[start of Dataset records]
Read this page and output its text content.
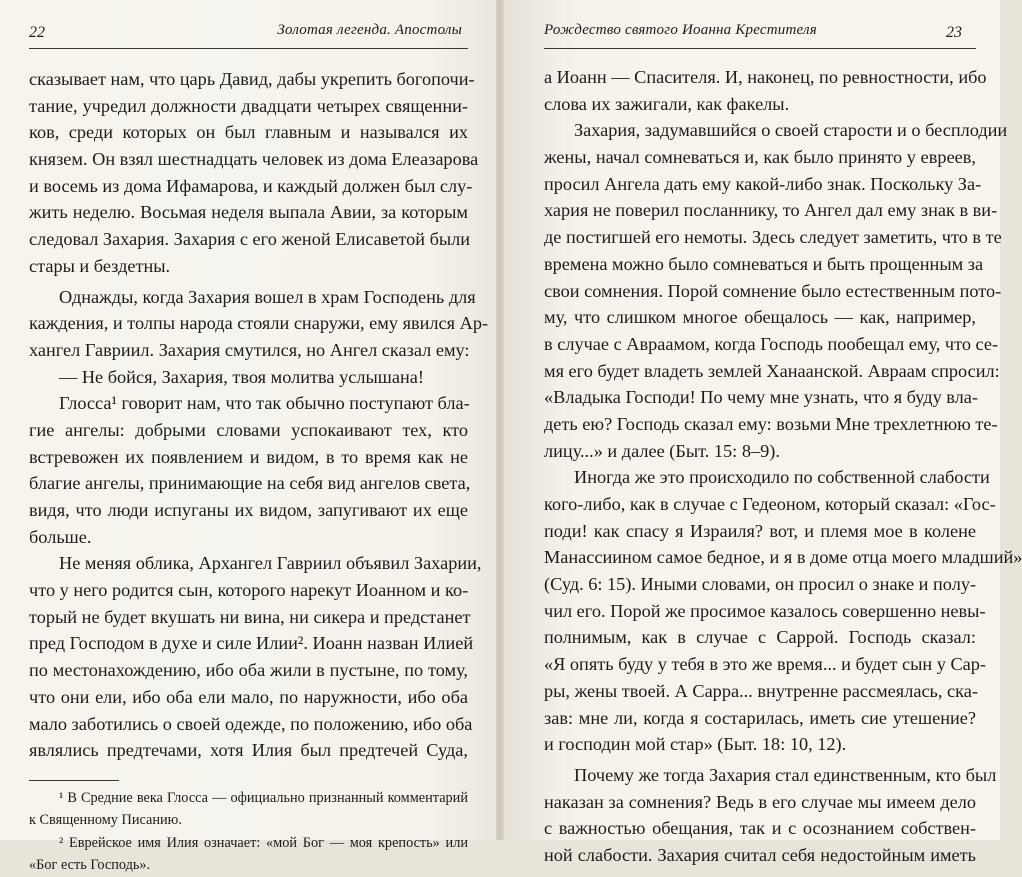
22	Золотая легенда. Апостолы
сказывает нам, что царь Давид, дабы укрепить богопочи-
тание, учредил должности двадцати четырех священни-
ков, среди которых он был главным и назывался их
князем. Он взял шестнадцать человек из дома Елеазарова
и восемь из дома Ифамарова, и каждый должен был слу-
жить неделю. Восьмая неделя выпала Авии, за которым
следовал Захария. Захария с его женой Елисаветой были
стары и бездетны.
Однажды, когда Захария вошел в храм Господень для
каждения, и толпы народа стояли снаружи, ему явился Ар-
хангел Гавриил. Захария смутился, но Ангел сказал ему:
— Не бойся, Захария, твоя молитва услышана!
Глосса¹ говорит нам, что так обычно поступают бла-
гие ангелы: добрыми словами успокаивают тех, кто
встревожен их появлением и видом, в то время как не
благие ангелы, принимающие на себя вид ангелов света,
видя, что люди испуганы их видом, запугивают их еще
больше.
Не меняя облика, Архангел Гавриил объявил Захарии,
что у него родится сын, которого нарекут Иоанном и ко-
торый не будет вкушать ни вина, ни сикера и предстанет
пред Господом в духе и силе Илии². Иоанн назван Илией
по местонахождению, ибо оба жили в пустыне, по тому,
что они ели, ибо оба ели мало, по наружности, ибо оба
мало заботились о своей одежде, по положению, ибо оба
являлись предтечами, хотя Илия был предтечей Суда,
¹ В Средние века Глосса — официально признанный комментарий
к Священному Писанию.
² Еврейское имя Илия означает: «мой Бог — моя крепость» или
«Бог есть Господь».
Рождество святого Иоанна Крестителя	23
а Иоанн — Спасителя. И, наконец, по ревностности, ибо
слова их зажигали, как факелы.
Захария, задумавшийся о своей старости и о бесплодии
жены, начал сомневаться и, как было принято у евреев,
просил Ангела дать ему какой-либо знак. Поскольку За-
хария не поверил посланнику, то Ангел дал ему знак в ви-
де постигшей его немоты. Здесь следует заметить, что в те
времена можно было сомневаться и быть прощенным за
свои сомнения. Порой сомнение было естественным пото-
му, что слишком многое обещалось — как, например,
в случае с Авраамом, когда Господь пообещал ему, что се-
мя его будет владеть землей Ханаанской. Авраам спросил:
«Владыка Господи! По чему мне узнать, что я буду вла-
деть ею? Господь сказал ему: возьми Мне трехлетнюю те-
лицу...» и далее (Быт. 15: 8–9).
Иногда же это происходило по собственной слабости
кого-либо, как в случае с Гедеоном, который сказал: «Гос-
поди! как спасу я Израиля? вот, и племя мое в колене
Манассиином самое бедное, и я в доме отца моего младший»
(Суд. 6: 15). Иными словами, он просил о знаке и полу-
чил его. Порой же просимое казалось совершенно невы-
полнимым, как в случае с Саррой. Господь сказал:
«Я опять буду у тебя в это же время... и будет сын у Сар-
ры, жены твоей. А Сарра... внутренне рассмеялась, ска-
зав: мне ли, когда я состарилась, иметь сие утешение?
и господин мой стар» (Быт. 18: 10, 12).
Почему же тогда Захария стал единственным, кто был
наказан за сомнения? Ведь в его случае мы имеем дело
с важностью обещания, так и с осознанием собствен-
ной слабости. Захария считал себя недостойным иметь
[end of Dataset records]
— Task goal —
Make an exact reproduction of the listing above, without any pictures.

— Written response —
Read this page and output its text content.
22	Золотая легенда. Апостолы
сказывает нам, что царь Давид, дабы укрепить богопочи-
тание, учредил должности двадцати четырех священни-
ков, среди которых он был главным и назывался их
князем. Он взял шестнадцать человек из дома Елеазарова
и восемь из дома Ифамарова, и каждый должен был слу-
жить неделю. Восьмая неделя выпала Авии, за которым
следовал Захария. Захария с его женой Елисаветой были
стары и бездетны.
Однажды, когда Захария вошел в храм Господень для
каждения, и толпы народа стояли снаружи, ему явился Ар-
хангел Гавриил. Захария смутился, но Ангел сказал ему:
— Не бойся, Захария, твоя молитва услышана!
Глосса¹ говорит нам, что так обычно поступают бла-
гие ангелы: добрыми словами успокаивают тех, кто
встревожен их появлением и видом, в то время как не
благие ангелы, принимающие на себя вид ангелов света,
видя, что люди испуганы их видом, запугивают их еще
больше.
Не меняя облика, Архангел Гавриил объявил Захарии,
что у него родится сын, которого нарекут Иоанном и ко-
торый не будет вкушать ни вина, ни сикера и предстанет
пред Господом в духе и силе Илии². Иоанн назван Илией
по местонахождению, ибо оба жили в пустыне, по тому,
что они ели, ибо оба ели мало, по наружности, ибо оба
мало заботились о своей одежде, по положению, ибо оба
являлись предтечами, хотя Илия был предтечей Суда,
¹ В Средние века Глосса — официально признанный комментарий
к Священному Писанию.
² Еврейское имя Илия означает: «мой Бог — моя крепость» или
«Бог есть Господь».
Рождество святого Иоанна Крестителя	23
а Иоанн — Спасителя. И, наконец, по ревностности, ибо
слова их зажигали, как факелы.
Захария, задумавшийся о своей старости и о бесплодии
жены, начал сомневаться и, как было принято у евреев,
просил Ангела дать ему какой-либо знак. Поскольку За-
хария не поверил посланнику, то Ангел дал ему знак в ви-
де постигшей его немоты. Здесь следует заметить, что в те
времена можно было сомневаться и быть прощенным за
свои сомнения. Порой сомнение было естественным пото-
му, что слишком многое обещалось — как, например,
в случае с Авраамом, когда Господь пообещал ему, что се-
мя его будет владеть землей Ханаанской. Авраам спросил:
«Владыка Господи! По чему мне узнать, что я буду вла-
деть ею? Господь сказал ему: возьми Мне трехлетнюю те-
лицу...» и далее (Быт. 15: 8–9).
Иногда же это происходило по собственной слабости
кого-либо, как в случае с Гедеоном, который сказал: «Гос-
поди! как спасу я Израиля? вот, и племя мое в колене
Манассиином самое бедное, и я в доме отца моего младший»
(Суд. 6: 15). Иными словами, он просил о знаке и полу-
чил его. Порой же просимое казалось совершенно невы-
полнимым, как в случае с Саррой. Господь сказал:
«Я опять буду у тебя в это же время... и будет сын у Сар-
ры, жены твоей. А Сарра... внутренне рассмеялась, ска-
зав: мне ли, когда я состарилась, иметь сие утешение?
и господин мой стар» (Быт. 18: 10, 12).
Почему же тогда Захария стал единственным, кто был
наказан за сомнения? Ведь в его случае мы имеем дело
с важностью обещания, так и с осознанием собствен-
ной слабости. Захария считал себя недостойным иметь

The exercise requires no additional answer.